What is being asked:
Write each line out exactly, leaving none out.

Records to use:

* * * *

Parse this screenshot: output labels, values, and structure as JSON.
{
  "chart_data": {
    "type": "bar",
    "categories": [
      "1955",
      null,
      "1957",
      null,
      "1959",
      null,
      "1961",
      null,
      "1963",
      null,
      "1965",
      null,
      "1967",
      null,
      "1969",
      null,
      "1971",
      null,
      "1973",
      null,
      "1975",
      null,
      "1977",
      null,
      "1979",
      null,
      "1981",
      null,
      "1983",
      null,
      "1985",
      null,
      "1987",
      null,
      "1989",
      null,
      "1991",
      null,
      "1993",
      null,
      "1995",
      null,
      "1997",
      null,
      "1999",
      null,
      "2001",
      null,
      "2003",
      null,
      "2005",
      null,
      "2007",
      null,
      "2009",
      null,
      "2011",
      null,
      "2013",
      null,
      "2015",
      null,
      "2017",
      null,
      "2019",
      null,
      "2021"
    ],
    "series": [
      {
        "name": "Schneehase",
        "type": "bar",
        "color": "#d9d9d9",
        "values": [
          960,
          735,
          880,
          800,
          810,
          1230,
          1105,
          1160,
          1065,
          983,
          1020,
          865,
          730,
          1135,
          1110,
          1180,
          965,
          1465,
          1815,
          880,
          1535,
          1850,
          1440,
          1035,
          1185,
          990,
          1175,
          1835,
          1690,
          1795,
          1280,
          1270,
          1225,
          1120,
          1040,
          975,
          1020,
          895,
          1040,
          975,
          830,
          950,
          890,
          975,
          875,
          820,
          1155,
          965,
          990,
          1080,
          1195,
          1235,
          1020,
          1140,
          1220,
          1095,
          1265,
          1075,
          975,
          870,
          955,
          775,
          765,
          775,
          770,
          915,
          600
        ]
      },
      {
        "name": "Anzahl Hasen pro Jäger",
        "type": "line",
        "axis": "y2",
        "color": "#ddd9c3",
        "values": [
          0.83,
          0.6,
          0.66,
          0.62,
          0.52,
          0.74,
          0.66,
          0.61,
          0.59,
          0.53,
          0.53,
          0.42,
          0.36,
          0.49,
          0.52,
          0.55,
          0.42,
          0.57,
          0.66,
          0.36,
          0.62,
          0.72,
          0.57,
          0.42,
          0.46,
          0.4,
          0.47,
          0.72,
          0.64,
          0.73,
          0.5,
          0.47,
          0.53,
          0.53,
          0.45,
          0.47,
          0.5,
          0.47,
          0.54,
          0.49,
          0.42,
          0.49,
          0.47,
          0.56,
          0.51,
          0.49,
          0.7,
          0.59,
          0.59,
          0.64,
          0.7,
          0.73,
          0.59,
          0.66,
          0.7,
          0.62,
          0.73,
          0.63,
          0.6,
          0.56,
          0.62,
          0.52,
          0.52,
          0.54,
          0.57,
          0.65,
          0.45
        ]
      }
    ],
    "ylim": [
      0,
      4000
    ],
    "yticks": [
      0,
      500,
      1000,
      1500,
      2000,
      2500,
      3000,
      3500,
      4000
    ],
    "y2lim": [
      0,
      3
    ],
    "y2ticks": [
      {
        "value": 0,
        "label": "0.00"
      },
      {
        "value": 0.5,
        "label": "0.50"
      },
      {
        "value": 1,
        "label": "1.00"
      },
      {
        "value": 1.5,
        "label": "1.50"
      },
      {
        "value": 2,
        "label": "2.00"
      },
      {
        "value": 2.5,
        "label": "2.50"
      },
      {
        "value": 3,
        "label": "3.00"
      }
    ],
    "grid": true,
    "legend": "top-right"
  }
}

* * * *

Full output:
Parse this screenshot: output labels, values, and structure as JSON.
{
  "chart_data": {
    "type": "bar",
    "categories": [
      "1955",
      null,
      "1957",
      null,
      "1959",
      null,
      "1961",
      null,
      "1963",
      null,
      "1965",
      null,
      "1967",
      null,
      "1969",
      null,
      "1971",
      null,
      "1973",
      null,
      "1975",
      null,
      "1977",
      null,
      "1979",
      null,
      "1981",
      null,
      "1983",
      null,
      "1985",
      null,
      "1987",
      null,
      "1989",
      null,
      "1991",
      null,
      "1993",
      null,
      "1995",
      null,
      "1997",
      null,
      "1999",
      null,
      "2001",
      null,
      "2003",
      null,
      "2005",
      null,
      "2007",
      null,
      "2009",
      null,
      "2011",
      null,
      "2013",
      null,
      "2015",
      null,
      "2017",
      null,
      "2019",
      null,
      "2021"
    ],
    "series": [
      {
        "name": "Schneehase",
        "type": "bar",
        "color": "#d9d9d9",
        "values": [
          960,
          735,
          880,
          800,
          810,
          1230,
          1105,
          1160,
          1065,
          983,
          1020,
          865,
          730,
          1135,
          1110,
          1180,
          965,
          1465,
          1815,
          880,
          1535,
          1850,
          1440,
          1035,
          1185,
          990,
          1175,
          1835,
          1690,
          1795,
          1280,
          1270,
          1225,
          1120,
          1040,
          975,
          1020,
          895,
          1040,
          975,
          830,
          950,
          890,
          975,
          875,
          820,
          1155,
          965,
          990,
          1080,
          1195,
          1235,
          1020,
          1140,
          1220,
          1095,
          1265,
          1075,
          975,
          870,
          955,
          775,
          765,
          775,
          770,
          915,
          600
        ]
      },
      {
        "name": "Anzahl Hasen pro Jäger",
        "type": "line",
        "axis": "y2",
        "color": "#ddd9c3",
        "values": [
          0.83,
          0.6,
          0.66,
          0.62,
          0.52,
          0.74,
          0.66,
          0.61,
          0.59,
          0.53,
          0.53,
          0.42,
          0.36,
          0.49,
          0.52,
          0.55,
          0.42,
          0.57,
          0.66,
          0.36,
          0.62,
          0.72,
          0.57,
          0.42,
          0.46,
          0.4,
          0.47,
          0.72,
          0.64,
          0.73,
          0.5,
          0.47,
          0.53,
          0.53,
          0.45,
          0.47,
          0.5,
          0.47,
          0.54,
          0.49,
          0.42,
          0.49,
          0.47,
          0.56,
          0.51,
          0.49,
          0.7,
          0.59,
          0.59,
          0.64,
          0.7,
          0.73,
          0.59,
          0.66,
          0.7,
          0.62,
          0.73,
          0.63,
          0.6,
          0.56,
          0.62,
          0.52,
          0.52,
          0.54,
          0.57,
          0.65,
          0.45
        ]
      }
    ],
    "ylim": [
      0,
      4000
    ],
    "yticks": [
      0,
      500,
      1000,
      1500,
      2000,
      2500,
      3000,
      3500,
      4000
    ],
    "y2lim": [
      0,
      3
    ],
    "y2ticks": [
      {
        "value": 0,
        "label": "0.00"
      },
      {
        "value": 0.5,
        "label": "0.50"
      },
      {
        "value": 1,
        "label": "1.00"
      },
      {
        "value": 1.5,
        "label": "1.50"
      },
      {
        "value": 2,
        "label": "2.00"
      },
      {
        "value": 2.5,
        "label": "2.50"
      },
      {
        "value": 3,
        "label": "3.00"
      }
    ],
    "grid": true,
    "legend": "top-right"
  }
}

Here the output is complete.